## Data supplied
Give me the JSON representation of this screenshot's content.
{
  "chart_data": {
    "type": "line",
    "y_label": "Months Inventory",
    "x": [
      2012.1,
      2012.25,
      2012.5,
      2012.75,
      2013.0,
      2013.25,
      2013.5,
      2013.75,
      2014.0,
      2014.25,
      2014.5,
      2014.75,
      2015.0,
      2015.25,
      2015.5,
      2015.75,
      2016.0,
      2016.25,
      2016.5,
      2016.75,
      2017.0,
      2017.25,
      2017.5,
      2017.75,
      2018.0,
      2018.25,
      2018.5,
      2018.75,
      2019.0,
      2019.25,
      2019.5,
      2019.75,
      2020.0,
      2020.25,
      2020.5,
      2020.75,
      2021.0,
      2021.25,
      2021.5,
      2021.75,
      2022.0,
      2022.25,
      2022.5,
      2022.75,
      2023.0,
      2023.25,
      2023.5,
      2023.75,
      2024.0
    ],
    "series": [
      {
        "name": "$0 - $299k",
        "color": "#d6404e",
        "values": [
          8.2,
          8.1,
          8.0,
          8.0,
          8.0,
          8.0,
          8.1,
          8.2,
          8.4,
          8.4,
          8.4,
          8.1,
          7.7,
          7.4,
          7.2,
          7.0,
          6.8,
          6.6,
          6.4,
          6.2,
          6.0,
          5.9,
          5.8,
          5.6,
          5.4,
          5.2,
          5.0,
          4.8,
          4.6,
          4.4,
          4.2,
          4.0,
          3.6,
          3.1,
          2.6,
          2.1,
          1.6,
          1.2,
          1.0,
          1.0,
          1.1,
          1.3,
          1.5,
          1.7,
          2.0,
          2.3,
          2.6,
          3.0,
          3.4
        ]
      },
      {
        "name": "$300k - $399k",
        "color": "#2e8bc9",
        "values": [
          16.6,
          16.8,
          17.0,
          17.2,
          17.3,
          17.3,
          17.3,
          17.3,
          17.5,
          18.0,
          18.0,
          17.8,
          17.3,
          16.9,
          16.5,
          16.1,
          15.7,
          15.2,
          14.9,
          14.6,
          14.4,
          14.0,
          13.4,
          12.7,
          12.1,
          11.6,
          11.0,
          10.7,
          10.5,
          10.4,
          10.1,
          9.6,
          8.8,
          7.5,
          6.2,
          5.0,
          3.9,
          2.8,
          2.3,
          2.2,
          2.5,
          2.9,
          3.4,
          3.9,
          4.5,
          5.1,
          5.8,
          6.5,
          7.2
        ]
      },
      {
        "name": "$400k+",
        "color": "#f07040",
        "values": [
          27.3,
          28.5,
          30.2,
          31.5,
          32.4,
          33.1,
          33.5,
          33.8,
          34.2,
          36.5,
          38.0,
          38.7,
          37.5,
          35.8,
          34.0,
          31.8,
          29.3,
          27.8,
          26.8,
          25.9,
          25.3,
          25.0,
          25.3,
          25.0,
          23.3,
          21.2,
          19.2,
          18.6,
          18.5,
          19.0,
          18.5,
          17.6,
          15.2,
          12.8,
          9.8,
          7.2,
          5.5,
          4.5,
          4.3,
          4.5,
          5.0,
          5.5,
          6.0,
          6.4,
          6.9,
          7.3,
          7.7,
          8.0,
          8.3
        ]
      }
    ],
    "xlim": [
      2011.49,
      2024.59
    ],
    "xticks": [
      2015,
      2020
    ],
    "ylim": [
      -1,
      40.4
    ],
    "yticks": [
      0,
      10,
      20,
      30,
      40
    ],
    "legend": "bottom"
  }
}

## What the exercise asks
Where a line holds "color", copy it out.

## Task result
        "color": "#d6404e",
        "color": "#2e8bc9",
        "color": "#f07040",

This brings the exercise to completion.